-- What to work on --
Repeat each entry exactly and drop the pictures.
** Begin **
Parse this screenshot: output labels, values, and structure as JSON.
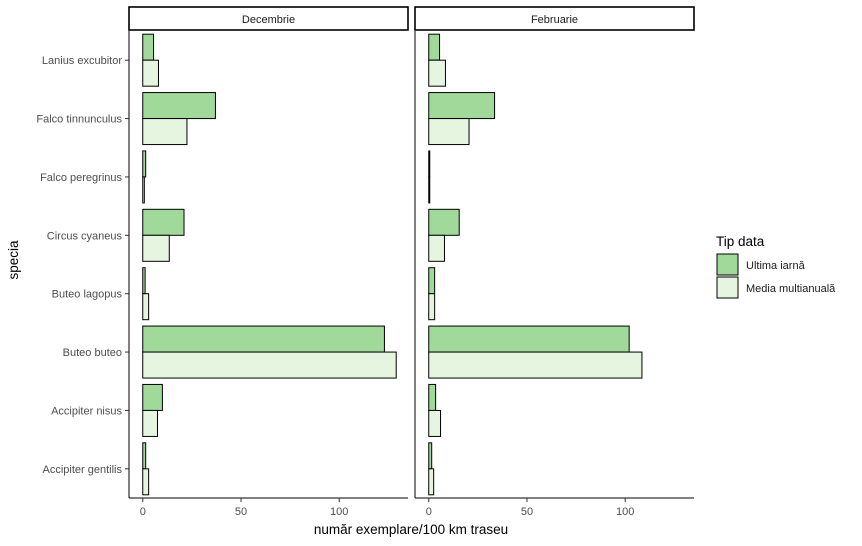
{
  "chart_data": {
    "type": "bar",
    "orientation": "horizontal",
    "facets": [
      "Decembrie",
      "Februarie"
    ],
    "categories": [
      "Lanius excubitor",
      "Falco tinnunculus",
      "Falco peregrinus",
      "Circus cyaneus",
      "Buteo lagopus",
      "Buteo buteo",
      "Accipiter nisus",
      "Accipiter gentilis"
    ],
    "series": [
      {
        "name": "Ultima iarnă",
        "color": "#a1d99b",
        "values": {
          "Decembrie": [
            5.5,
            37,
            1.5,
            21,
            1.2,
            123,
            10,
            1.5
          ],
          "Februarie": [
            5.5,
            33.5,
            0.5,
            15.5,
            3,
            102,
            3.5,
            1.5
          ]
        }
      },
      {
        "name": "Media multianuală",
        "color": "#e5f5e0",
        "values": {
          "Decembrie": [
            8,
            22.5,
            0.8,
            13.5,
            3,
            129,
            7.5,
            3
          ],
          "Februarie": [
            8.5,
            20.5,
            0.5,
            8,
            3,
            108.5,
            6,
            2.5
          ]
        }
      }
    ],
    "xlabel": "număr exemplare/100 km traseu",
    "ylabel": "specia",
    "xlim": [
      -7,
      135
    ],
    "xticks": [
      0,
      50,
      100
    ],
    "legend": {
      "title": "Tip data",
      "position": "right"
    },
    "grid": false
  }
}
** End **
-- Problem solution --
Parse this screenshot: output labels, values, and structure as JSON.
{
  "chart_data": {
    "type": "bar",
    "orientation": "horizontal",
    "facets": [
      "Decembrie",
      "Februarie"
    ],
    "categories": [
      "Lanius excubitor",
      "Falco tinnunculus",
      "Falco peregrinus",
      "Circus cyaneus",
      "Buteo lagopus",
      "Buteo buteo",
      "Accipiter nisus",
      "Accipiter gentilis"
    ],
    "series": [
      {
        "name": "Ultima iarnă",
        "color": "#a1d99b",
        "values": {
          "Decembrie": [
            5.5,
            37,
            1.5,
            21,
            1.2,
            123,
            10,
            1.5
          ],
          "Februarie": [
            5.5,
            33.5,
            0.5,
            15.5,
            3,
            102,
            3.5,
            1.5
          ]
        }
      },
      {
        "name": "Media multianuală",
        "color": "#e5f5e0",
        "values": {
          "Decembrie": [
            8,
            22.5,
            0.8,
            13.5,
            3,
            129,
            7.5,
            3
          ],
          "Februarie": [
            8.5,
            20.5,
            0.5,
            8,
            3,
            108.5,
            6,
            2.5
          ]
        }
      }
    ],
    "xlabel": "număr exemplare/100 km traseu",
    "ylabel": "specia",
    "xlim": [
      -7,
      135
    ],
    "xticks": [
      0,
      50,
      100
    ],
    "legend": {
      "title": "Tip data",
      "position": "right"
    },
    "grid": false
  }
}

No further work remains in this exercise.